> _Written exercise_:
Filter the data for lines with the word "CBAM", then copy every line so identified.

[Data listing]

□ □ □ □ □

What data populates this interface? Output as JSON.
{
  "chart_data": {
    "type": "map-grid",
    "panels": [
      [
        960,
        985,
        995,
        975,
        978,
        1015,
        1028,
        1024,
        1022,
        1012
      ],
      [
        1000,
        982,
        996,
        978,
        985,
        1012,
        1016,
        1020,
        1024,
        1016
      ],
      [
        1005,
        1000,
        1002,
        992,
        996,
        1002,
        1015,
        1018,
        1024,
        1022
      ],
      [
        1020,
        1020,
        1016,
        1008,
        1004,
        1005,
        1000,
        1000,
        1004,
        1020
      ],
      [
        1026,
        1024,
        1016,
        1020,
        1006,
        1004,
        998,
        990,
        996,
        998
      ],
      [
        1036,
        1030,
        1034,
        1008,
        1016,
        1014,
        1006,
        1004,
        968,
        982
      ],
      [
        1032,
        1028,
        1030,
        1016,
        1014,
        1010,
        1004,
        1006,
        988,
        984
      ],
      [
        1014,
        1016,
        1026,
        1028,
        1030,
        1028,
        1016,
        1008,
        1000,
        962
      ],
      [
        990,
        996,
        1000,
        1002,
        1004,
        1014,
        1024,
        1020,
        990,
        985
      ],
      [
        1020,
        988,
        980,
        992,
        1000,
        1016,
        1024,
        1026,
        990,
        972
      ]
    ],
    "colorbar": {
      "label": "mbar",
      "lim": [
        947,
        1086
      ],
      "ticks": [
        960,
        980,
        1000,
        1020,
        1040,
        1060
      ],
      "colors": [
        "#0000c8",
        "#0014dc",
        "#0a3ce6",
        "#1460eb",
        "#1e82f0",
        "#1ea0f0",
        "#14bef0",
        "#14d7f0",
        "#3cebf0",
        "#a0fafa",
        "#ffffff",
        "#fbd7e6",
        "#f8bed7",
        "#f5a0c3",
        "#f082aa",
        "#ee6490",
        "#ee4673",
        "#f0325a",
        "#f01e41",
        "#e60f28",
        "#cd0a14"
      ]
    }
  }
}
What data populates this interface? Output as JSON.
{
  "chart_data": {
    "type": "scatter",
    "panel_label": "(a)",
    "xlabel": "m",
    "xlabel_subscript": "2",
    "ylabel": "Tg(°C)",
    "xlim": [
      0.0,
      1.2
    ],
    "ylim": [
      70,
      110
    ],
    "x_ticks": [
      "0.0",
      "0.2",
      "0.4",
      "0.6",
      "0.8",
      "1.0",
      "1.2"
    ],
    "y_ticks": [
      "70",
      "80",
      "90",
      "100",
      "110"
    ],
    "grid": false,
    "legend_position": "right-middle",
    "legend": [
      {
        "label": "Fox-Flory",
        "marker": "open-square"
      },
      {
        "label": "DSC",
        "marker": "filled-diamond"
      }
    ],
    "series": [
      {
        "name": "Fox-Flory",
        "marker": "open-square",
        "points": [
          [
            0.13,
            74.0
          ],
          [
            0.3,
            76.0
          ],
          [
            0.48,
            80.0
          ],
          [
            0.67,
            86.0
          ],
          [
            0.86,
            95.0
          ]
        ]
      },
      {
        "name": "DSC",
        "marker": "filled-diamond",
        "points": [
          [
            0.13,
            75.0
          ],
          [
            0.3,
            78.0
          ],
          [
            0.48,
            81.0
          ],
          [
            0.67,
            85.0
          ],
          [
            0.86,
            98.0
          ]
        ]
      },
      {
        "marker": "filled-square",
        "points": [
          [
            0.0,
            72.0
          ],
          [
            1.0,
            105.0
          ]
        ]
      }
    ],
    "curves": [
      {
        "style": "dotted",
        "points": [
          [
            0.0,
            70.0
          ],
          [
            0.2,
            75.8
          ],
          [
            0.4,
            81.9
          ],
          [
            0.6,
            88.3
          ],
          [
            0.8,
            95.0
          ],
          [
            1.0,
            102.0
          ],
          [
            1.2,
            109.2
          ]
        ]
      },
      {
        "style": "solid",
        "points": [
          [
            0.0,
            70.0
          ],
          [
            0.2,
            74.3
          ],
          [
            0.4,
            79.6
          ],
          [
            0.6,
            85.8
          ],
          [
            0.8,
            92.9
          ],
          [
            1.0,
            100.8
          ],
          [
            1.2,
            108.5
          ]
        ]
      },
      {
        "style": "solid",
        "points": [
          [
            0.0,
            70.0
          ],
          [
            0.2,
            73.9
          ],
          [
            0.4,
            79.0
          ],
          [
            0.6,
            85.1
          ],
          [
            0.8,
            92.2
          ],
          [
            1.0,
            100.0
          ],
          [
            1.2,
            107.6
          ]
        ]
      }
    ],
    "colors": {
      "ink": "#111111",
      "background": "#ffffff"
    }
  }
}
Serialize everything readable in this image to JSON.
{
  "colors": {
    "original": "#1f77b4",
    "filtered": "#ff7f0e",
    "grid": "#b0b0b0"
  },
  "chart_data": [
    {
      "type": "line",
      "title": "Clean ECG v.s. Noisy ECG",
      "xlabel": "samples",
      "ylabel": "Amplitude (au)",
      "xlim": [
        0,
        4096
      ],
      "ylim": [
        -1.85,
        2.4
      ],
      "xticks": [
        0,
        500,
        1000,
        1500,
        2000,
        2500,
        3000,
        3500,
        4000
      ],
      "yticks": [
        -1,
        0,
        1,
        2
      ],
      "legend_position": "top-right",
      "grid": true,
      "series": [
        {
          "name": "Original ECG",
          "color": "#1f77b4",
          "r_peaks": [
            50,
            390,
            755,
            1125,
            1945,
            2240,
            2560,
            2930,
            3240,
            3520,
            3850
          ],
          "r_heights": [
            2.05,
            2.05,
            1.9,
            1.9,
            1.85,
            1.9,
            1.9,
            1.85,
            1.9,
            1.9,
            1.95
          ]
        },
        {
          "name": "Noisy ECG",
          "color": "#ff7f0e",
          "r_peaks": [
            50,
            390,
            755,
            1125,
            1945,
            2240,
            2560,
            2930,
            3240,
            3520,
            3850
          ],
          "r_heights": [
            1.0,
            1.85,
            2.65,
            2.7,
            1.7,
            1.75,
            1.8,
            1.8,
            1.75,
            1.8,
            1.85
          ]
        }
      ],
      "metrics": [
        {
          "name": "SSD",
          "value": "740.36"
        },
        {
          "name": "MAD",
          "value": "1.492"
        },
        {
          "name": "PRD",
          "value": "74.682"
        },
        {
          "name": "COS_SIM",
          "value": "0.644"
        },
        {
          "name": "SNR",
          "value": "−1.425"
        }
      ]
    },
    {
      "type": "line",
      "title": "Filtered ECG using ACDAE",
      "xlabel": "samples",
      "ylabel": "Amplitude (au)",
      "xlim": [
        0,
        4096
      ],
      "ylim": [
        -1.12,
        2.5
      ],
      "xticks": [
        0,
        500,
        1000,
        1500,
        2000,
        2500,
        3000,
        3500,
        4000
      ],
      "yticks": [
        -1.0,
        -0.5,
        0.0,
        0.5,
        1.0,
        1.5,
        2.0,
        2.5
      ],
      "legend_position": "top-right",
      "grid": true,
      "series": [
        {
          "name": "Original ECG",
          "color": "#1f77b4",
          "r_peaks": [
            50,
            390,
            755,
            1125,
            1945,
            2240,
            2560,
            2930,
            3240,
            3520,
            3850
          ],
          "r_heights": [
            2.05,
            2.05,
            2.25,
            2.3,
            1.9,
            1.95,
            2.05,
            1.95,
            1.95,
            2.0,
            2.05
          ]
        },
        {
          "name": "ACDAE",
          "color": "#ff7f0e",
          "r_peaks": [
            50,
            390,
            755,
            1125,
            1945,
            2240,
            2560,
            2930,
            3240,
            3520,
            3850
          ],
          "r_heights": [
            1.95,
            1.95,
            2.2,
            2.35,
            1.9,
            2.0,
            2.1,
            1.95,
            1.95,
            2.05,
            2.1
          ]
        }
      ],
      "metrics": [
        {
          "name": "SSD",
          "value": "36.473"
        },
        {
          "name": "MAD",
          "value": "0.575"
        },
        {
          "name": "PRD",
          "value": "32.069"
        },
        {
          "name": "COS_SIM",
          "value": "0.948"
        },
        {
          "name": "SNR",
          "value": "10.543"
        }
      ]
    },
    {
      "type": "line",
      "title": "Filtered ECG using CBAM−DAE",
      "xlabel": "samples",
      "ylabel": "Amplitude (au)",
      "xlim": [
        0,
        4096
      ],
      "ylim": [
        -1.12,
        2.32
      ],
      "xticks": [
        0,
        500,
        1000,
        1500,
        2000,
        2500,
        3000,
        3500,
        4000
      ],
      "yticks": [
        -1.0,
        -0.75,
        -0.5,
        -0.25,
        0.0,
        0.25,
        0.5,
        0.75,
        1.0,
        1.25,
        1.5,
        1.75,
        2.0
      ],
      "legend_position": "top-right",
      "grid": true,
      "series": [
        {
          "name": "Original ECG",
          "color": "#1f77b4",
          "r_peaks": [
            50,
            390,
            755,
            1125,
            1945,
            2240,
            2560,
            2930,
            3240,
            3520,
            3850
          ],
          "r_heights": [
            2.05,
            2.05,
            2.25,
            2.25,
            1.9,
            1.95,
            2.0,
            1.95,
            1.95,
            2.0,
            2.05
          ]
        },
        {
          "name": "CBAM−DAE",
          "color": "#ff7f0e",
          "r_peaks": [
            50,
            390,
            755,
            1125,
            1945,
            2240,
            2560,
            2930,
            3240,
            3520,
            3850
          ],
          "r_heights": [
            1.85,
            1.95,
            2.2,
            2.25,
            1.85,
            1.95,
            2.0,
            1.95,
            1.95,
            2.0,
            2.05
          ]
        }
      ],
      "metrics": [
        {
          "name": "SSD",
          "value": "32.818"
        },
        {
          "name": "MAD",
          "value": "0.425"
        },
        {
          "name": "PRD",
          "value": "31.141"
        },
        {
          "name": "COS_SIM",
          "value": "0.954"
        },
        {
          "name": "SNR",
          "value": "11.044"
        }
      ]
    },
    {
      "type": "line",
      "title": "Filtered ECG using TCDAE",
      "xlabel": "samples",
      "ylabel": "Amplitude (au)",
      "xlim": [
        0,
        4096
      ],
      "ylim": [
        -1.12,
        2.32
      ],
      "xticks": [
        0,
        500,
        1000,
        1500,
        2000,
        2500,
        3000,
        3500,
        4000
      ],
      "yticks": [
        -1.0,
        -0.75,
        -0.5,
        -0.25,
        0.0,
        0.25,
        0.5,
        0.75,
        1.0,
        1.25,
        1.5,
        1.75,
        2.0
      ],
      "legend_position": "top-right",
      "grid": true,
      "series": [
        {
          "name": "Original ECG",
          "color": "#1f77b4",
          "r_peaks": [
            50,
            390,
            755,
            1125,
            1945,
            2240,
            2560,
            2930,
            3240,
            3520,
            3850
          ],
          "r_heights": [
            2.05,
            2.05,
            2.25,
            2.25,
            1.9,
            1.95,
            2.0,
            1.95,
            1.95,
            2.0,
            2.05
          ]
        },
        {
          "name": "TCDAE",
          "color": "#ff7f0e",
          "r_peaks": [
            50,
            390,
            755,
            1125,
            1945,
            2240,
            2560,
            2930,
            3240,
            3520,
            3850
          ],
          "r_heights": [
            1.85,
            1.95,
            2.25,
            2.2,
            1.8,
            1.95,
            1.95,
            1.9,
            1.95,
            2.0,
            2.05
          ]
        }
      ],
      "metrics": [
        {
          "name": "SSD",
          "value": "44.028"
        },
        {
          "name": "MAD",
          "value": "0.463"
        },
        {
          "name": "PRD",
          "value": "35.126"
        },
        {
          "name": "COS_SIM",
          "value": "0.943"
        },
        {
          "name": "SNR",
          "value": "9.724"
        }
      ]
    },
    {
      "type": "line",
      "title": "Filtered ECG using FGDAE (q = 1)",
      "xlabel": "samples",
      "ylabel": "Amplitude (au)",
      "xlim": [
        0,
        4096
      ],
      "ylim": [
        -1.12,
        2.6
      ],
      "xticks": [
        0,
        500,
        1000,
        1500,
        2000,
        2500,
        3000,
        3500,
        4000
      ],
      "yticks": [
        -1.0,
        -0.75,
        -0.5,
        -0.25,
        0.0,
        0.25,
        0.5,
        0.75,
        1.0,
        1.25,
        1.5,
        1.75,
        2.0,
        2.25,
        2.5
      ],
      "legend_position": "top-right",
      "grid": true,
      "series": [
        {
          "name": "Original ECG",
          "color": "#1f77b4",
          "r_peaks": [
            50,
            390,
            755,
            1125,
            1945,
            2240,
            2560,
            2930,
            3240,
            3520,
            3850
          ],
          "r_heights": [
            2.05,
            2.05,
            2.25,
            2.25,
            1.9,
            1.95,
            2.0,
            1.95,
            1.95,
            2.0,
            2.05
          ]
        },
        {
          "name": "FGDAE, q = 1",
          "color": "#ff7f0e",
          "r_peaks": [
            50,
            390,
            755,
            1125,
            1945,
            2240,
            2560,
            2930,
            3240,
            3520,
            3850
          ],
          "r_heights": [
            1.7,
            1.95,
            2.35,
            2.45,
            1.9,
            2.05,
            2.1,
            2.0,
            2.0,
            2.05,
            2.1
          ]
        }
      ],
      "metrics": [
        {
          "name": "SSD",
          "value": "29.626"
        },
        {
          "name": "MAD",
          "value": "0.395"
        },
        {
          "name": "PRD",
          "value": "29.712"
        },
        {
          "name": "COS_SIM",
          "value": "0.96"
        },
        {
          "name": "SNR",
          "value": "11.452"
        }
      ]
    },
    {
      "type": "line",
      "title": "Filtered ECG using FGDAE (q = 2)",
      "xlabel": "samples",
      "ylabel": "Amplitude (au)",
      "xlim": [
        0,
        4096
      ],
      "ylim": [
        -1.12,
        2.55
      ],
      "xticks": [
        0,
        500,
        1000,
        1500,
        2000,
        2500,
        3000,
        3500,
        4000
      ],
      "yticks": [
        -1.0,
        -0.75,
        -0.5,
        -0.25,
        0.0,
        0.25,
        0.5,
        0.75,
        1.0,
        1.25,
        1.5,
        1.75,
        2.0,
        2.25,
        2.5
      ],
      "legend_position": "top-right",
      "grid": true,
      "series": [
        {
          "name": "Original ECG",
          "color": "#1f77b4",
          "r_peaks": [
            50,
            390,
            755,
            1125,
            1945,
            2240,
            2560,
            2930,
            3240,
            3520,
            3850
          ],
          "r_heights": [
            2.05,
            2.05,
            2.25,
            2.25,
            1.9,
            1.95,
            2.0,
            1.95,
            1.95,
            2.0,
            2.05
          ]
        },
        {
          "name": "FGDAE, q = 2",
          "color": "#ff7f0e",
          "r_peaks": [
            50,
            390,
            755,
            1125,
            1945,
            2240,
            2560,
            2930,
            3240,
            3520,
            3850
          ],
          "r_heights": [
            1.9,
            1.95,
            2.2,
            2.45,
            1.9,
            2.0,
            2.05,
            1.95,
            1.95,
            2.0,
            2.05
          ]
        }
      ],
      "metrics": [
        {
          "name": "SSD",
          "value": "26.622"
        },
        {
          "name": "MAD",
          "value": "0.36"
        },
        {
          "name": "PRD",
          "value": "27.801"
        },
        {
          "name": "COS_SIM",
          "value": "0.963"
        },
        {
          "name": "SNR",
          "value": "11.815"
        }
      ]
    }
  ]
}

□ □ □ □ □

> _Written solution_:
      "title": "Filtered ECG using CBAM−DAE",
          "name": "CBAM−DAE",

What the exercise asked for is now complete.